§ **Work required**: Every entry below should be repeated exactly; the pictures should not.

§ **Task data**:
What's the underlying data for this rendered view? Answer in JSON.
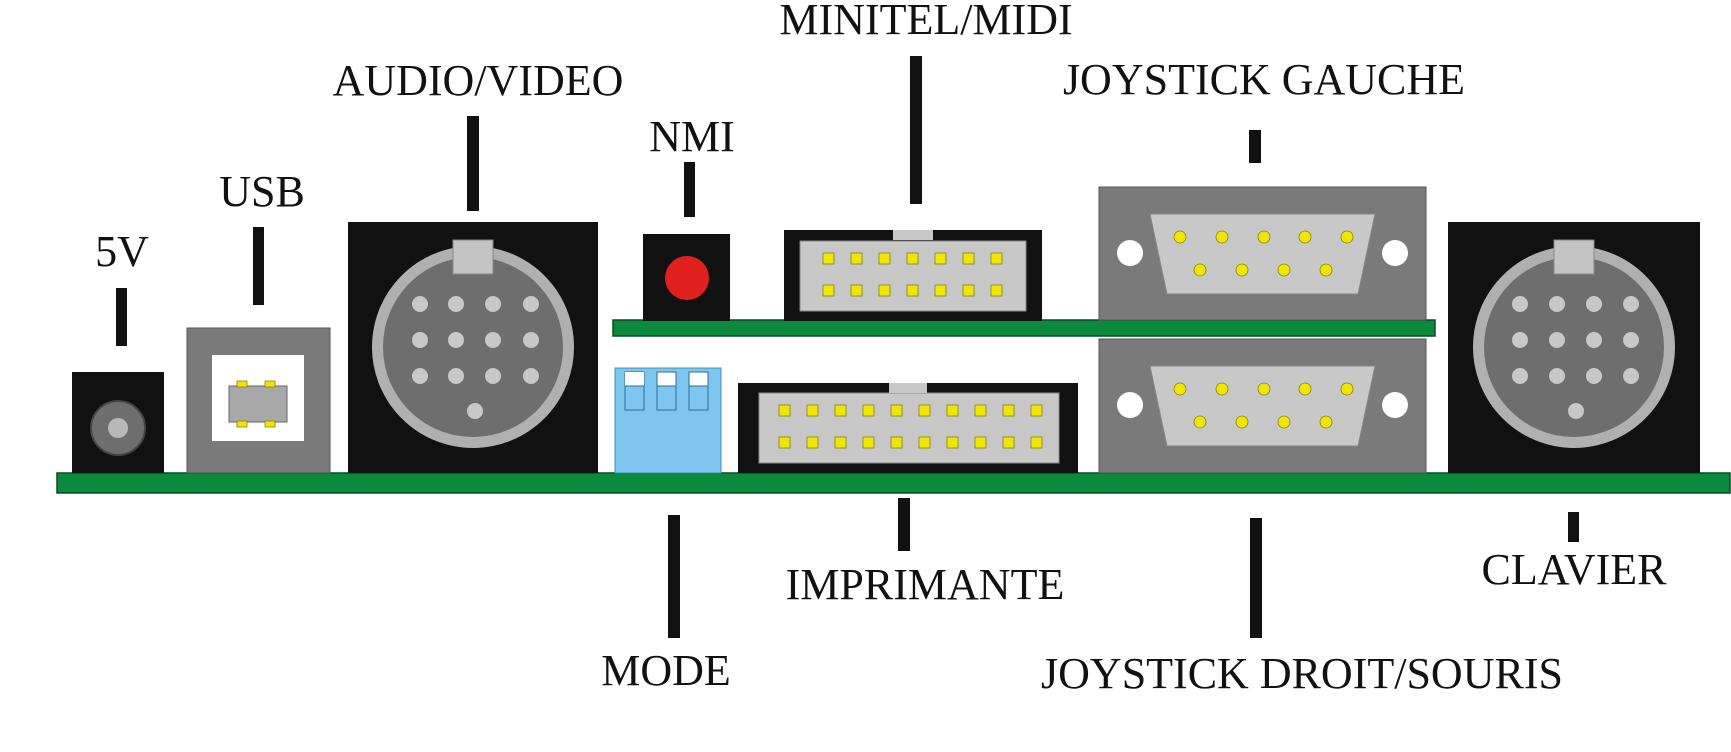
{
  "labels": {
    "power": "5V",
    "usb": "USB",
    "audio_video": "AUDIO/VIDEO",
    "nmi": "NMI",
    "minitel_midi": "MINITEL/MIDI",
    "joystick_left": "JOYSTICK GAUCHE",
    "mode": "MODE",
    "printer": "IMPRIMANTE",
    "joystick_right_mouse": "JOYSTICK DROIT/SOURIS",
    "keyboard": "CLAVIER"
  },
  "colors": {
    "pcb_green": "#0b8a3c",
    "connector_black": "#111111",
    "connector_grey": "#7a7a7a",
    "pin_yellow": "#f2e600",
    "button_red": "#e0201c",
    "dip_blue": "#7fc6ee"
  }
}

§ **Correct result**:
What's the underlying data for this rendered view? Answer in JSON.
{
  "labels": {
    "power": "5V",
    "usb": "USB",
    "audio_video": "AUDIO/VIDEO",
    "nmi": "NMI",
    "minitel_midi": "MINITEL/MIDI",
    "joystick_left": "JOYSTICK GAUCHE",
    "mode": "MODE",
    "printer": "IMPRIMANTE",
    "joystick_right_mouse": "JOYSTICK DROIT/SOURIS",
    "keyboard": "CLAVIER"
  },
  "colors": {
    "pcb_green": "#0b8a3c",
    "connector_black": "#111111",
    "connector_grey": "#7a7a7a",
    "pin_yellow": "#f2e600",
    "button_red": "#e0201c",
    "dip_blue": "#7fc6ee"
  }
}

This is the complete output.